EXERCISE AIM:
Retype every entry word for word.

MATERIAL SUPPLIED:

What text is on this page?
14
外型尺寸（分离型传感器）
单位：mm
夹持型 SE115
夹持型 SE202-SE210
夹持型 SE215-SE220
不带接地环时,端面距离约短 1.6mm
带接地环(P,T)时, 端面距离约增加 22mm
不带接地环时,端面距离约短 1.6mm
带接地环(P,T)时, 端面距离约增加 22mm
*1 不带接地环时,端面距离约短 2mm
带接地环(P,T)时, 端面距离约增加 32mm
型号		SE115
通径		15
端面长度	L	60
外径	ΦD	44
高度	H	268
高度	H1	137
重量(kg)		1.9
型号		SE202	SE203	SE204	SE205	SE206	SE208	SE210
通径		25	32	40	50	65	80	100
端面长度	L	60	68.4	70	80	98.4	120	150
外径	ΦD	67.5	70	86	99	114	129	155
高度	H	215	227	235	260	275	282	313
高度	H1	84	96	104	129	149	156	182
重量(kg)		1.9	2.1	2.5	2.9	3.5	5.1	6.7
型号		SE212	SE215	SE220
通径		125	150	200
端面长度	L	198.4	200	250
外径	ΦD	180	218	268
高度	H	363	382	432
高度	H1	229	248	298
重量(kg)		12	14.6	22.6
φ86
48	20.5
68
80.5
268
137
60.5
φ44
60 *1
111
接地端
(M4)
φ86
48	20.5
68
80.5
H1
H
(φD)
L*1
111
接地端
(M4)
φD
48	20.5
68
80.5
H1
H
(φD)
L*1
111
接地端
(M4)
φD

THE REPLY:
What text is on this page?
14
外型尺寸（分离型传感器）
单位：mm
夹持型 SE115
夹持型 SE202-SE210
夹持型 SE215-SE220
不带接地环时,端面距离约短 1.6mm
带接地环(P,T)时, 端面距离约增加 22mm
不带接地环时,端面距离约短 1.6mm
带接地环(P,T)时, 端面距离约增加 22mm
*1 不带接地环时,端面距离约短 2mm
带接地环(P,T)时, 端面距离约增加 32mm
型号		SE115
通径		15
端面长度	L	60
外径	ΦD	44
高度	H	268
高度	H1	137
重量(kg)		1.9
型号		SE202	SE203	SE204	SE205	SE206	SE208	SE210
通径		25	32	40	50	65	80	100
端面长度	L	60	68.4	70	80	98.4	120	150
外径	ΦD	67.5	70	86	99	114	129	155
高度	H	215	227	235	260	275	282	313
高度	H1	84	96	104	129	149	156	182
重量(kg)		1.9	2.1	2.5	2.9	3.5	5.1	6.7
型号		SE212	SE215	SE220
通径		125	150	200
端面长度	L	198.4	200	250
外径	ΦD	180	218	268
高度	H	363	382	432
高度	H1	229	248	298
重量(kg)		12	14.6	22.6
φ86
48	20.5
68
80.5
268
137
60.5
φ44
60 *1
111
接地端
(M4)
φ86
48	20.5
68
80.5
H1
H
(φD)
L*1
111
接地端
(M4)
φD
48	20.5
68
80.5
H1
H
(φD)
L*1
111
接地端
(M4)
φD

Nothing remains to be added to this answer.